• What to do:
Copy each line below in which the string "text" occurs.

• Material provided:

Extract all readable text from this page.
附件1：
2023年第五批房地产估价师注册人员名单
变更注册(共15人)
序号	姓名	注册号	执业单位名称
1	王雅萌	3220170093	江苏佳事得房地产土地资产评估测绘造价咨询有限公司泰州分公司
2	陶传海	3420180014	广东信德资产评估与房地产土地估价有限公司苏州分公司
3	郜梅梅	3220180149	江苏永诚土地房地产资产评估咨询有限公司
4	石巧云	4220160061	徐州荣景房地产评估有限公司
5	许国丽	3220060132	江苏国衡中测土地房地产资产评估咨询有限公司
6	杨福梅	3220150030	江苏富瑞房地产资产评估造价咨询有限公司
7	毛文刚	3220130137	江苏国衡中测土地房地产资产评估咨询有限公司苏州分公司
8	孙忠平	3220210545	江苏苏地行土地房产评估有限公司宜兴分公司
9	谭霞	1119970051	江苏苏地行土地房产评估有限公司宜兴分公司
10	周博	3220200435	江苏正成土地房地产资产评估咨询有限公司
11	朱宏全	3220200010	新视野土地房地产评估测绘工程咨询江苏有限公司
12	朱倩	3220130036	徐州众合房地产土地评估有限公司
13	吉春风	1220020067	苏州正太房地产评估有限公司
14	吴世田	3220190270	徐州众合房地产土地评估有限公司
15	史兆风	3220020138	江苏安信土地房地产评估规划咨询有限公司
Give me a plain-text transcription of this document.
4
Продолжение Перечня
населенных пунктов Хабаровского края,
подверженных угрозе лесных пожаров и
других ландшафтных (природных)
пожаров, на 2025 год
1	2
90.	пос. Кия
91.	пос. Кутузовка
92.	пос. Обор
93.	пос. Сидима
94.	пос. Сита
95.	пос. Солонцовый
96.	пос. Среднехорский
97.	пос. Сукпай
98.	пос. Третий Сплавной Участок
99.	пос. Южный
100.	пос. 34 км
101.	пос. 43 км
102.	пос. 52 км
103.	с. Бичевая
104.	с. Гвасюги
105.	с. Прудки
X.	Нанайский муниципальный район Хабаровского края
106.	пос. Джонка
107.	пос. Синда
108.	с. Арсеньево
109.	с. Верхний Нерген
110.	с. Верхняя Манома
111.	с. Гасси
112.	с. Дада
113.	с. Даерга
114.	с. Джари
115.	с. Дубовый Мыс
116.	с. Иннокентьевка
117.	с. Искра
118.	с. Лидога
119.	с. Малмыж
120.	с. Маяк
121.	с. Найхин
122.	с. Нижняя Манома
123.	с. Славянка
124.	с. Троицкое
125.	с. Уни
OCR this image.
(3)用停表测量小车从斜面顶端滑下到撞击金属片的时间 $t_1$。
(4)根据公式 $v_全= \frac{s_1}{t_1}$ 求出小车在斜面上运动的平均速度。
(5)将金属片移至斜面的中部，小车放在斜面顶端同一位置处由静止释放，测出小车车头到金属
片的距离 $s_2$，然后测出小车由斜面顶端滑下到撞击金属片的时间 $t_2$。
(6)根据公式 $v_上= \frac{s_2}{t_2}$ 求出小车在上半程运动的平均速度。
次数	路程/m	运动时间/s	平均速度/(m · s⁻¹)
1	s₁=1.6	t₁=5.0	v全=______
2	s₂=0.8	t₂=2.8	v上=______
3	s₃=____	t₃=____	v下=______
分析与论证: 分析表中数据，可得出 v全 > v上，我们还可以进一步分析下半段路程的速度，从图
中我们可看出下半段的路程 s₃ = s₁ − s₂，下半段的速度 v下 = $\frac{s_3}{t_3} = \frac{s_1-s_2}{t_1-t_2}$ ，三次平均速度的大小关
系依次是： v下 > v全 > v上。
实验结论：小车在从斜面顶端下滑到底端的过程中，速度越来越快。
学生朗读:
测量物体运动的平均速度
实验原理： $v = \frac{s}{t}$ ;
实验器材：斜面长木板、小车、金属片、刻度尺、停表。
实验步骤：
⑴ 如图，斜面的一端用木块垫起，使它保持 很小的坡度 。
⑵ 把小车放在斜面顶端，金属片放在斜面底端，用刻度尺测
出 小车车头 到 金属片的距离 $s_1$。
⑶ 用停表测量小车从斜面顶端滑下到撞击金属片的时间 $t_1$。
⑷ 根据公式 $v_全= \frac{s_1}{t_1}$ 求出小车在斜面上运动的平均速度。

• Solution:
Extract all readable text from this page.
Give me a plain-text transcription of this document.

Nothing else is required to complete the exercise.